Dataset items
=-=-=-=-=

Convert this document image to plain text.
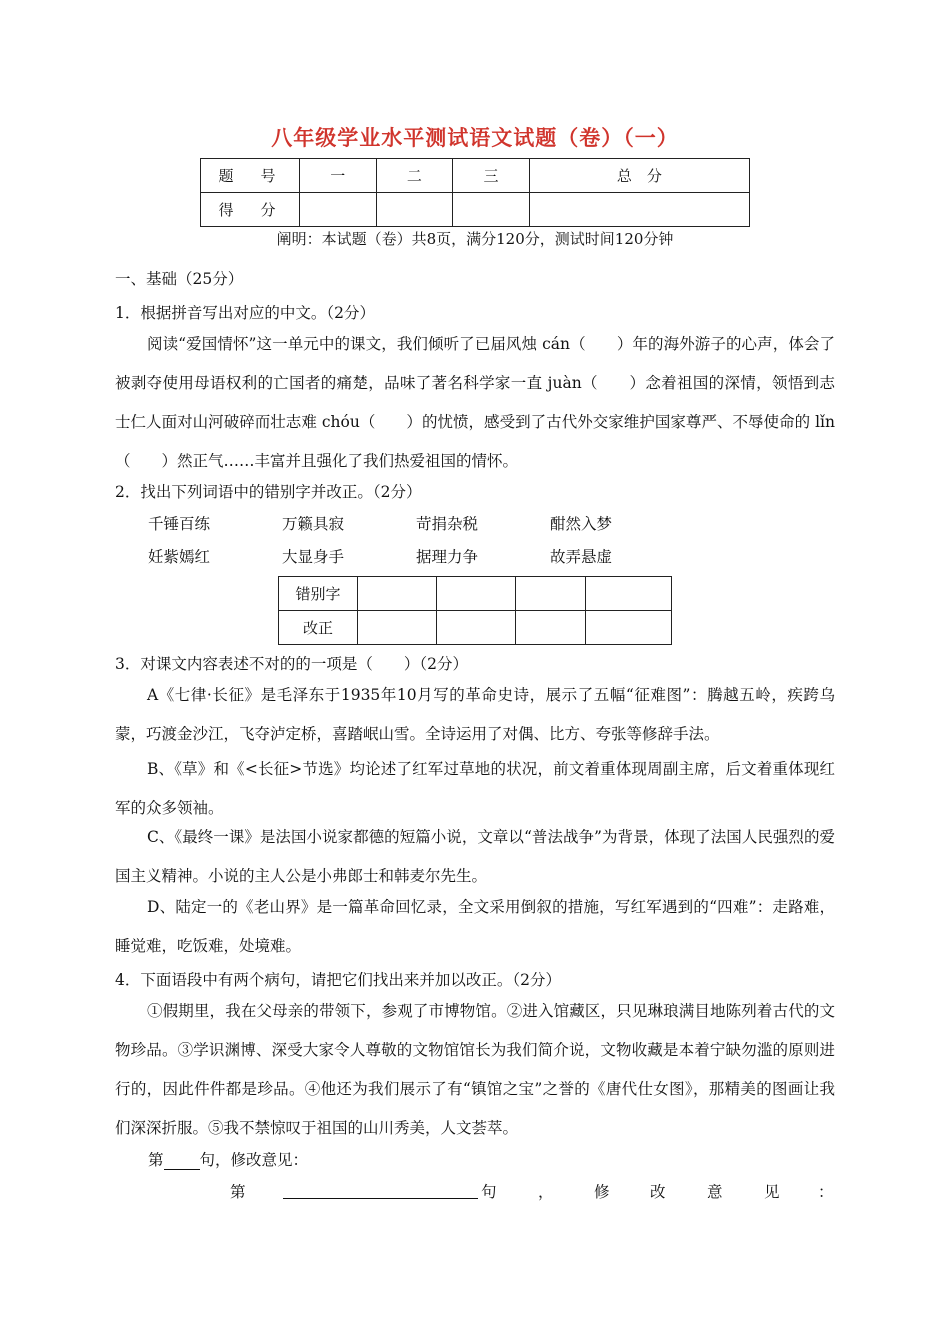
八年级学业水平测试语文试题（卷）（一）
题　号	一	二	三	总　分
得　分				
阐明：本试题（卷）共8页，满分120分，测试时间120分钟
一、基础（25分）
1．根据拼音写出对应的中文。（2分）
阅读“爱国情怀”这一单元中的课文，我们倾听了已届风烛 cán（　　）年的海外游子的心声，体会了被剥夺使用母语权利的亡国者的痛楚，品味了著名科学家一直 juàn（　　）念着祖国的深情，领悟到志士仁人面对山河破碎而壮志难 chóu（　　）的忧愤，感受到了古代外交家维护国家尊严、不辱使命的 lǐn（　　）然正气……丰富并且强化了我们热爱祖国的情怀。
2．找出下列词语中的错别字并改正。（2分）
千锤百练	万籁具寂	苛捐杂税	酣然入梦
妊紫嫣红	大显身手	据理力争	故弄悬虚
错别字				
改正				
3．对课文内容表述不对的的一项是（　　）（2分）
A《七律·长征》是毛泽东于1935年10月写的革命史诗，展示了五幅“征难图”：腾越五岭，疾跨乌蒙，巧渡金沙江，飞夺泸定桥，喜踏岷山雪。全诗运用了对偶、比方、夸张等修辞手法。
B、《草》和《<长征>节选》均论述了红军过草地的状况，前文着重体现周副主席，后文着重体现红军的众多领袖。
C、《最终一课》是法国小说家都德的短篇小说，文章以“普法战争”为背景，体现了法国人民强烈的爱国主义精神。小说的主人公是小弗郎士和韩麦尔先生。
D、陆定一的《老山界》是一篇革命回忆录，全文采用倒叙的措施，写红军遇到的“四难”：走路难，睡觉难，吃饭难，处境难。
4．下面语段中有两个病句，请把它们找出来并加以改正。（2分）
①假期里，我在父母亲的带领下，参观了市博物馆。②进入馆藏区，只见琳琅满目地陈列着古代的文物珍品。③学识渊博、深受大家令人尊敬的文物馆馆长为我们简介说，文物收藏是本着宁缺勿滥的原则进行的，因此件件都是珍品。④他还为我们展示了有“镇馆之宝”之誉的《唐代仕女图》，那精美的图画让我们深深折服。⑤我不禁惊叹于祖国的山川秀美，人文荟萃。
第 句，修改意见：
第	句	，	修	改	意	见 ：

=-=-=-=-=

● **Short exercise**:
Take the entries shown above and quote them verbatim, passing over the pictures.

● **Answer to the task**:
Convert this document image to plain text.
八年级学业水平测试语文试题（卷）（一）
题　号	一	二	三	总　分
得　分				
阐明：本试题（卷）共8页，满分120分，测试时间120分钟
一、基础（25分）
1．根据拼音写出对应的中文。（2分）
阅读“爱国情怀”这一单元中的课文，我们倾听了已届风烛 cán（　　）年的海外游子的心声，体会了被剥夺使用母语权利的亡国者的痛楚，品味了著名科学家一直 juàn（　　）念着祖国的深情，领悟到志士仁人面对山河破碎而壮志难 chóu（　　）的忧愤，感受到了古代外交家维护国家尊严、不辱使命的 lǐn（　　）然正气……丰富并且强化了我们热爱祖国的情怀。
2．找出下列词语中的错别字并改正。（2分）
千锤百练	万籁具寂	苛捐杂税	酣然入梦
妊紫嫣红	大显身手	据理力争	故弄悬虚
错别字				
改正				
3．对课文内容表述不对的的一项是（　　）（2分）
A《七律·长征》是毛泽东于1935年10月写的革命史诗，展示了五幅“征难图”：腾越五岭，疾跨乌蒙，巧渡金沙江，飞夺泸定桥，喜踏岷山雪。全诗运用了对偶、比方、夸张等修辞手法。
B、《草》和《<长征>节选》均论述了红军过草地的状况，前文着重体现周副主席，后文着重体现红军的众多领袖。
C、《最终一课》是法国小说家都德的短篇小说，文章以“普法战争”为背景，体现了法国人民强烈的爱国主义精神。小说的主人公是小弗郎士和韩麦尔先生。
D、陆定一的《老山界》是一篇革命回忆录，全文采用倒叙的措施，写红军遇到的“四难”：走路难，睡觉难，吃饭难，处境难。
4．下面语段中有两个病句，请把它们找出来并加以改正。（2分）
①假期里，我在父母亲的带领下，参观了市博物馆。②进入馆藏区，只见琳琅满目地陈列着古代的文物珍品。③学识渊博、深受大家令人尊敬的文物馆馆长为我们简介说，文物收藏是本着宁缺勿滥的原则进行的，因此件件都是珍品。④他还为我们展示了有“镇馆之宝”之誉的《唐代仕女图》，那精美的图画让我们深深折服。⑤我不禁惊叹于祖国的山川秀美，人文荟萃。
第 句，修改意见：
第	句	，	修	改	意	见 ：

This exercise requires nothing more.